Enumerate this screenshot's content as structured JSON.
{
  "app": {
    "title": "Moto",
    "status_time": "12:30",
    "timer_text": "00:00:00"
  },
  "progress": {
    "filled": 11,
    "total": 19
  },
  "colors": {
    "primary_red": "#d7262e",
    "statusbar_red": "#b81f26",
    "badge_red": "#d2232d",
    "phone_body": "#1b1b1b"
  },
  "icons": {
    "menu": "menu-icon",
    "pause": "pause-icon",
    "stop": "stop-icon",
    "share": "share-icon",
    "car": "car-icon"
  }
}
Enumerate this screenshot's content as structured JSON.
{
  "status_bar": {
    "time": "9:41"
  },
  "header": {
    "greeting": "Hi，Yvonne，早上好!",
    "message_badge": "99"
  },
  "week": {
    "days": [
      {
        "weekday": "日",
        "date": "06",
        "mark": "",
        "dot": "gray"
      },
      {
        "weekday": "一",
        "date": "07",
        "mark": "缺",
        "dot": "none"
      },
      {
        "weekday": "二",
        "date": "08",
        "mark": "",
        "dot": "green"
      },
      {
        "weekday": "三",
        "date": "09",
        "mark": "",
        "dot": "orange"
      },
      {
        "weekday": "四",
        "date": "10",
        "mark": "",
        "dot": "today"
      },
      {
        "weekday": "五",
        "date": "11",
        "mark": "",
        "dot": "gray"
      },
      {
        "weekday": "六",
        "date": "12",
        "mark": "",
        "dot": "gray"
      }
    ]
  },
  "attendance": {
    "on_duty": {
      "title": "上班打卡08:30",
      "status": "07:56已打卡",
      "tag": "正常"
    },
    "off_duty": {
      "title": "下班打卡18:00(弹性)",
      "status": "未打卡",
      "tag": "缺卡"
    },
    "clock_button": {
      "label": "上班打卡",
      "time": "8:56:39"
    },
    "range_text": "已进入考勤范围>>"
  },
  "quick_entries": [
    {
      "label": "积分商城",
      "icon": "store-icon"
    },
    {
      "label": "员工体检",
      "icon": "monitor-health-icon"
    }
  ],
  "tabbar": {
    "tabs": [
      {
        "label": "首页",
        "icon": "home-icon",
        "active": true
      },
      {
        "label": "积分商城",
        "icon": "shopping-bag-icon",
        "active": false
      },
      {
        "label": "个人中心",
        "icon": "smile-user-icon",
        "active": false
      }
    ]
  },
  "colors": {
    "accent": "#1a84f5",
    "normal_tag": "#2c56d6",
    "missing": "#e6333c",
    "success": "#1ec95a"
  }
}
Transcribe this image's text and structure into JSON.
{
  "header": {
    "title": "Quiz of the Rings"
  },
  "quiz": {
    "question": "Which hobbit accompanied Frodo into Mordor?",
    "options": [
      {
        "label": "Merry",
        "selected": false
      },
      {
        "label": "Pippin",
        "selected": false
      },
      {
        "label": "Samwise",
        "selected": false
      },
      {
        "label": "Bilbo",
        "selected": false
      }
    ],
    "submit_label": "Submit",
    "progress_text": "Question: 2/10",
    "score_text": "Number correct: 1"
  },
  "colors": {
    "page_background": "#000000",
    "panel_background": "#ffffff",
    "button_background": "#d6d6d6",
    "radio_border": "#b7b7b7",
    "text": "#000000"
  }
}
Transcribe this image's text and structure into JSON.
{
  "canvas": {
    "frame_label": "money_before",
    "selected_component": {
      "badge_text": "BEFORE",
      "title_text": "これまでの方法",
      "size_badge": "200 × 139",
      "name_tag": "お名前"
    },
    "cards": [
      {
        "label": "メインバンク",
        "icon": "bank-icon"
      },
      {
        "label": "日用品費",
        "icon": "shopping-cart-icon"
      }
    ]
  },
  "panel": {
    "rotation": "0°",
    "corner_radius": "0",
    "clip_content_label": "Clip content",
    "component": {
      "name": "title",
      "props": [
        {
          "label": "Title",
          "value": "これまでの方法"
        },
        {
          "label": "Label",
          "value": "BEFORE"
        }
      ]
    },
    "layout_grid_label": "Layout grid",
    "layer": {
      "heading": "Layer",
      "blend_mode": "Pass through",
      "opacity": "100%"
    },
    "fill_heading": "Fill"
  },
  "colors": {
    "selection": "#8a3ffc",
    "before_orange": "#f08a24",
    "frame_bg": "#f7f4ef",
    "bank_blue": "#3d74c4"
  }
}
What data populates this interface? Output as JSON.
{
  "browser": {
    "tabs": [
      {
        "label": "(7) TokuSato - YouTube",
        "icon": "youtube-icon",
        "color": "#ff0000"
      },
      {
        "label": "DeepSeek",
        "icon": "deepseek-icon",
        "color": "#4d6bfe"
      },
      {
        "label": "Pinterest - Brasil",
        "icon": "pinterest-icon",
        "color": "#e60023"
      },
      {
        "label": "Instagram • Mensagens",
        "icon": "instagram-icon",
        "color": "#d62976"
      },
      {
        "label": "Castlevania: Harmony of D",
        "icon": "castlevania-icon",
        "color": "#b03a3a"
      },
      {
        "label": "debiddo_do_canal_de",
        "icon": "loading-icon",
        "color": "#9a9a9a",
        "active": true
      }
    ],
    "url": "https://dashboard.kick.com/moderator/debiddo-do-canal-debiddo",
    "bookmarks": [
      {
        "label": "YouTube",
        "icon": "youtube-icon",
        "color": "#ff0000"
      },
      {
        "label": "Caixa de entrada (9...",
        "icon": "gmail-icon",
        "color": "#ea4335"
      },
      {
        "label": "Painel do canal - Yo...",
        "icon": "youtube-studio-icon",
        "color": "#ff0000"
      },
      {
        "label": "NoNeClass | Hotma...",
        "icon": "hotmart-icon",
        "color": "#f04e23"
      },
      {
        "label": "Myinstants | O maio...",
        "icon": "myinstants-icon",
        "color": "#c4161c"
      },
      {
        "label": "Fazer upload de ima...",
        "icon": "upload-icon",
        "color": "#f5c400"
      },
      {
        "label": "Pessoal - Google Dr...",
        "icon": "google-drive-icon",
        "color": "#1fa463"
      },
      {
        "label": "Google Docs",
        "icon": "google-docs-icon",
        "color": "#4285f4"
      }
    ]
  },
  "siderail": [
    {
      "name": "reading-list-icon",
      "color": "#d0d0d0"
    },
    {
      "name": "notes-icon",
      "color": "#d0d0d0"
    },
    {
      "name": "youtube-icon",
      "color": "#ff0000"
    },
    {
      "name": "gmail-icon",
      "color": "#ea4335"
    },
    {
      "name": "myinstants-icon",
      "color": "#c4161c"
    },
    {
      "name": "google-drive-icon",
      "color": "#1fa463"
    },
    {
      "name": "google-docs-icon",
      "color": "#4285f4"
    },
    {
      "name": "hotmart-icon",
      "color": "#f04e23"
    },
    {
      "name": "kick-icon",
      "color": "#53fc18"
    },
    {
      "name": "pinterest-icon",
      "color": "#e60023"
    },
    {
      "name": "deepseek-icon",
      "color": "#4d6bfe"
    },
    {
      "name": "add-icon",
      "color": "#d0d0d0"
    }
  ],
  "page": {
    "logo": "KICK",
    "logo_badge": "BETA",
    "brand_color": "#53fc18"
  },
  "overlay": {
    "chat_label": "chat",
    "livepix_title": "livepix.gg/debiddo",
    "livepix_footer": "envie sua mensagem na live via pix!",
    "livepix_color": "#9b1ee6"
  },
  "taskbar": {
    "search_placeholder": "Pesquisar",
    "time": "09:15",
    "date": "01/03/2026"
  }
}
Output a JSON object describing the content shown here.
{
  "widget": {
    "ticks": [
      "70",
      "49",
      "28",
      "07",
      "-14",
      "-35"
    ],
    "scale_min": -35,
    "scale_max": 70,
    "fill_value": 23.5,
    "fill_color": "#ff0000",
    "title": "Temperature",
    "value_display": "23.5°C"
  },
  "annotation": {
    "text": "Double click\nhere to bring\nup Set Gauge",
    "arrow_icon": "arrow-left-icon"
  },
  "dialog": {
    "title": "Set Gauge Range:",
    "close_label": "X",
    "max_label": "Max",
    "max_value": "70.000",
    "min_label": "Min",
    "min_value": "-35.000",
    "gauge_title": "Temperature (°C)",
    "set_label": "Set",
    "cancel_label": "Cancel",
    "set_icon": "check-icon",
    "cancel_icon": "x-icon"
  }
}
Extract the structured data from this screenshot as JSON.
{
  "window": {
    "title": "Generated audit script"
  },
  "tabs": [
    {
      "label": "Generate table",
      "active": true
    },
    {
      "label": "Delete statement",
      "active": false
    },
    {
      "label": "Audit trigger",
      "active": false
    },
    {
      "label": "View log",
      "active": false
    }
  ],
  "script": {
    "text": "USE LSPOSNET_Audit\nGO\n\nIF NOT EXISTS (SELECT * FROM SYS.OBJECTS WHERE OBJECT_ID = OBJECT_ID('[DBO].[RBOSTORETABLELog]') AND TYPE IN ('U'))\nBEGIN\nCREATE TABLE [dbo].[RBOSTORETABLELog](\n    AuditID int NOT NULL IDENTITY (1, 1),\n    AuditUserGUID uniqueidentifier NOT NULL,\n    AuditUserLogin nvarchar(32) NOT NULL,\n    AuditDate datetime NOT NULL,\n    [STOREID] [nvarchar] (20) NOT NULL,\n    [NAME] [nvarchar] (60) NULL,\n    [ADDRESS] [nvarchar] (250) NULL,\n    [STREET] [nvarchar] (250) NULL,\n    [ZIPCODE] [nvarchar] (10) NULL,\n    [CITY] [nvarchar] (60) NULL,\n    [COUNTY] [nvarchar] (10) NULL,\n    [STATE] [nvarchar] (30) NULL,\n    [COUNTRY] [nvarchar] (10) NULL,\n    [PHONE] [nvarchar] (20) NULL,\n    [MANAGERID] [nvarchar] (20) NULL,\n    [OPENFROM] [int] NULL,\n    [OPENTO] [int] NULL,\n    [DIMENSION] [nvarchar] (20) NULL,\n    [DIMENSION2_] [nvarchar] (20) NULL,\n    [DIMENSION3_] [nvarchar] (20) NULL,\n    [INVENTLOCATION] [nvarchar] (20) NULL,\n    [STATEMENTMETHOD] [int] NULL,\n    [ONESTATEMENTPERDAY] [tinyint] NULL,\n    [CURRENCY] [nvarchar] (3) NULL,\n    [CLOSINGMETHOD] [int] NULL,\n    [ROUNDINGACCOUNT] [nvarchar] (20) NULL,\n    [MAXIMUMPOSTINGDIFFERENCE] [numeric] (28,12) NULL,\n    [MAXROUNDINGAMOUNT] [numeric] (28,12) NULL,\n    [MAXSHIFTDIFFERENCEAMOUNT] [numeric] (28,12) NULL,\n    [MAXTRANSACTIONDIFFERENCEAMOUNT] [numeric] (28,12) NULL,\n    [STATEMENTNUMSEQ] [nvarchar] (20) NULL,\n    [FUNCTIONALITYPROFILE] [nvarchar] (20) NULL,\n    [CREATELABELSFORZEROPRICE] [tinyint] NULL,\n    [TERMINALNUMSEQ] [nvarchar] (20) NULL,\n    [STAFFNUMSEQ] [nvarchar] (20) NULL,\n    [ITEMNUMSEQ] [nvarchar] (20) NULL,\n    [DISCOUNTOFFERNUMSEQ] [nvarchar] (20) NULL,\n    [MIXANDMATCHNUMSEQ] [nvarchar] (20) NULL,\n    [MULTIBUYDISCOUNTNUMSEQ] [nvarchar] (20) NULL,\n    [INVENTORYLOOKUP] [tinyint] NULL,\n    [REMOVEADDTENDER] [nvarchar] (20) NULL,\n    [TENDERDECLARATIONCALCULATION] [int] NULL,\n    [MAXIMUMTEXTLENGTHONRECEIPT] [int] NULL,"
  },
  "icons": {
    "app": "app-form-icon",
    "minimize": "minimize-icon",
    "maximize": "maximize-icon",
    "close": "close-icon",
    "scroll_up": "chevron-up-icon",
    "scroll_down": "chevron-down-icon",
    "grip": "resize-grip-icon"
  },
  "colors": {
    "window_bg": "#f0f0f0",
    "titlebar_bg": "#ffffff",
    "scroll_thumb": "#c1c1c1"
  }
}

◇ ◇ ◇ ◇ ◇

### Problem
Lines that include the word "Output" are to be extracted from the data above.

### Correct answer
What data populates this interface? Output as JSON.
Output a JSON object describing the content shown here.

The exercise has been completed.